-- BEGIN Given data --
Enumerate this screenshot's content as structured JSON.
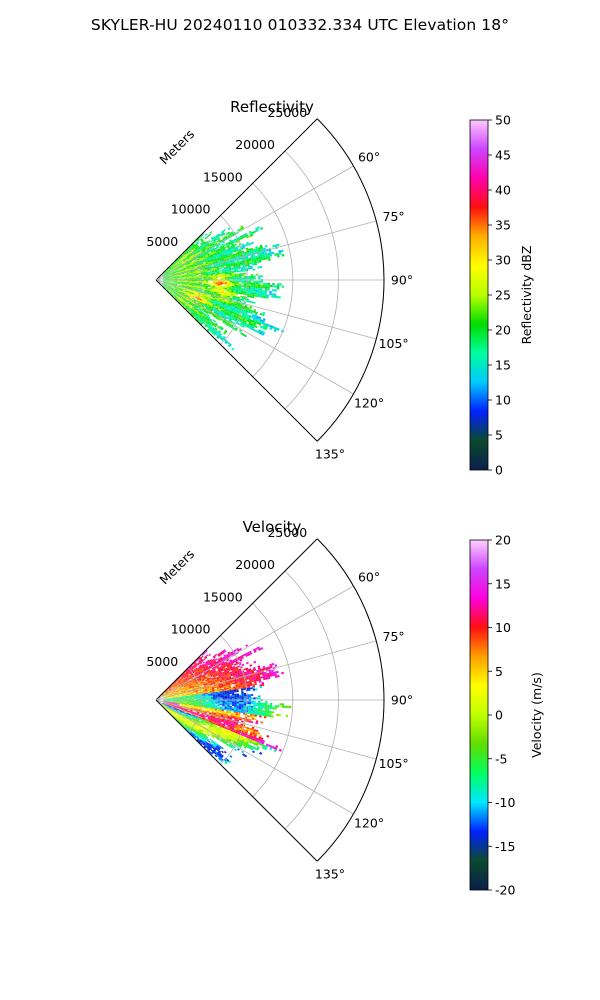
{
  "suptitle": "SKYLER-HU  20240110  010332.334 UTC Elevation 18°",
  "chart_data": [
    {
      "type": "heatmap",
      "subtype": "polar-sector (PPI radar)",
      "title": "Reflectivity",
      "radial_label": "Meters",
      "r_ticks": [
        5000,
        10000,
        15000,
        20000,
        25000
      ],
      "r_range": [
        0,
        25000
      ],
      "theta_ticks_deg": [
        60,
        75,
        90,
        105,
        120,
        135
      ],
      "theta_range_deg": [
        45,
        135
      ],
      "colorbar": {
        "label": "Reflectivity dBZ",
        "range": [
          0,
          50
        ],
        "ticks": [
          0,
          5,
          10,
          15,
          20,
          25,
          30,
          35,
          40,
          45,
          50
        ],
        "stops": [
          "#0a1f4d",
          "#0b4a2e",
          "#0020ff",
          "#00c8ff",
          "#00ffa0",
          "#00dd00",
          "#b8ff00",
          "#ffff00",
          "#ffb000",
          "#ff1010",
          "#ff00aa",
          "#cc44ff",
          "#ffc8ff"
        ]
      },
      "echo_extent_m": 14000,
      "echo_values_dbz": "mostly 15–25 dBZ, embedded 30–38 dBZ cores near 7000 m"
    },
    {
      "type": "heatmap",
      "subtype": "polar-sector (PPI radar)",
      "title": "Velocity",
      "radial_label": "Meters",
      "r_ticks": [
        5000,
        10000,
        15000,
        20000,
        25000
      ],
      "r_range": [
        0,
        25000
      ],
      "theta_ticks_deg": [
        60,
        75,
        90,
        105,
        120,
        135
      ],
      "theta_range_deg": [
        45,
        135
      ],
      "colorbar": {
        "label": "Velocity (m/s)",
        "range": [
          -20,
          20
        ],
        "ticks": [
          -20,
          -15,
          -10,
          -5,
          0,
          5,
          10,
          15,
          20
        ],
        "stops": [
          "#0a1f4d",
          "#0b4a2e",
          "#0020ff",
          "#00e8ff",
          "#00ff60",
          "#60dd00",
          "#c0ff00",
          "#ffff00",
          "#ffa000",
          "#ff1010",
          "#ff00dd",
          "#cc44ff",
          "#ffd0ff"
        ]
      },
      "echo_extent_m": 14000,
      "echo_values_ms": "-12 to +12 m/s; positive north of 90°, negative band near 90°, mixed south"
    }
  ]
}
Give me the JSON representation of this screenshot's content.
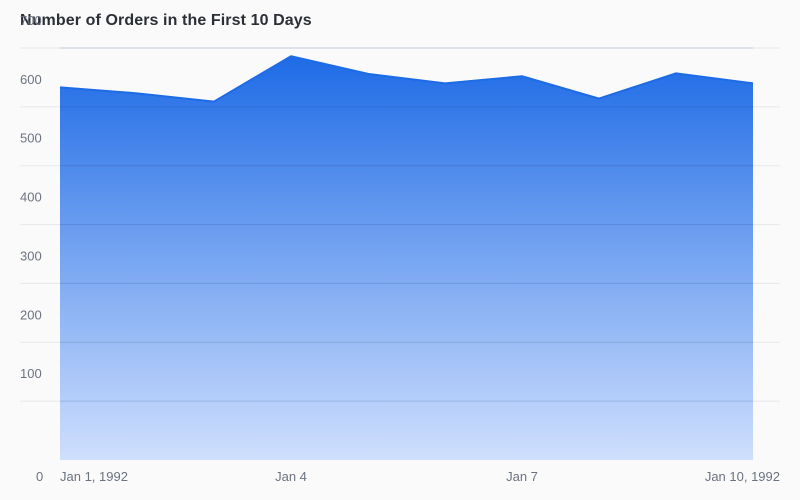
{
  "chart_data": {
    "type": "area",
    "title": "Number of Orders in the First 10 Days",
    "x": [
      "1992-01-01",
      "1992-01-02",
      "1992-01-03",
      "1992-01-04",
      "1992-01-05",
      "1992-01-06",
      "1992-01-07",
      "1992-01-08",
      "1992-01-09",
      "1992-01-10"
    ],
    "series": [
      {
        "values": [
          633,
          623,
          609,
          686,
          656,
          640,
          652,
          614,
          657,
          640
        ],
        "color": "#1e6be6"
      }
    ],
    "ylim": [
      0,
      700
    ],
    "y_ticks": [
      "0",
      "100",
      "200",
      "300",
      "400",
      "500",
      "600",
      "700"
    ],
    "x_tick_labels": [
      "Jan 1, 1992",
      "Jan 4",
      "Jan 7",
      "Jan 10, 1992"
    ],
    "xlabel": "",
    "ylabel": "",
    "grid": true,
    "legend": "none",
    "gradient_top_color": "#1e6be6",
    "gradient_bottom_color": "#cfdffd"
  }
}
-- END Given data --
-- BEGIN Given data --
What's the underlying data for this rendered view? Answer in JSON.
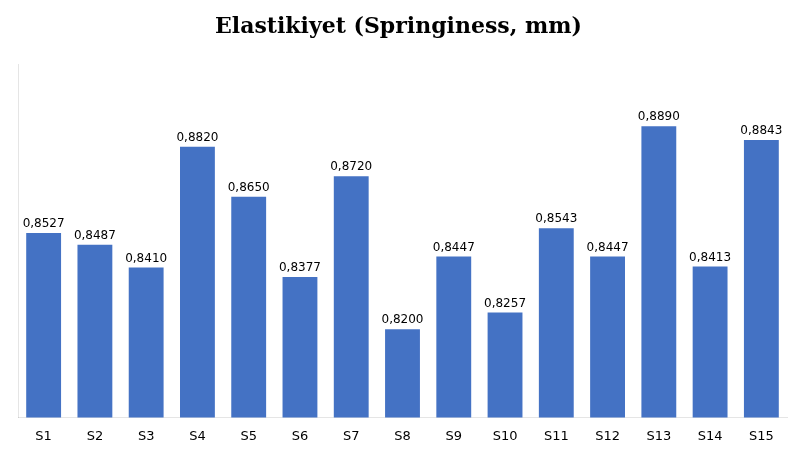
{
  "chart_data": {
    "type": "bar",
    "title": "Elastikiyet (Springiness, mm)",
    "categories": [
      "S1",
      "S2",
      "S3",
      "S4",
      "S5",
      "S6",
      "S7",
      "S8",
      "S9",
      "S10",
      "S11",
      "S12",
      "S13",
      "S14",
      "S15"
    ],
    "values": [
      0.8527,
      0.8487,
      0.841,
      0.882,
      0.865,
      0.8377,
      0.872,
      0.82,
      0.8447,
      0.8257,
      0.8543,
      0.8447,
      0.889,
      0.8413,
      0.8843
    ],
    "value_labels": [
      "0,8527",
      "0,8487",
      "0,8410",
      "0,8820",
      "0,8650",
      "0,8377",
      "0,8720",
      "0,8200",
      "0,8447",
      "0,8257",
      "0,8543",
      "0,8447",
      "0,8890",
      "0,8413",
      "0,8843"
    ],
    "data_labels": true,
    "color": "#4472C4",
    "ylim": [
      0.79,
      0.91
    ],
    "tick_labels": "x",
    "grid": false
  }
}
-- END Given data --
Goal. Search the listing above for the string "content". Copy every line that contains it.

Full solution.
Enumerate this screenshot's content as structured JSON.
Give me the JSON representation of this screenshot's content.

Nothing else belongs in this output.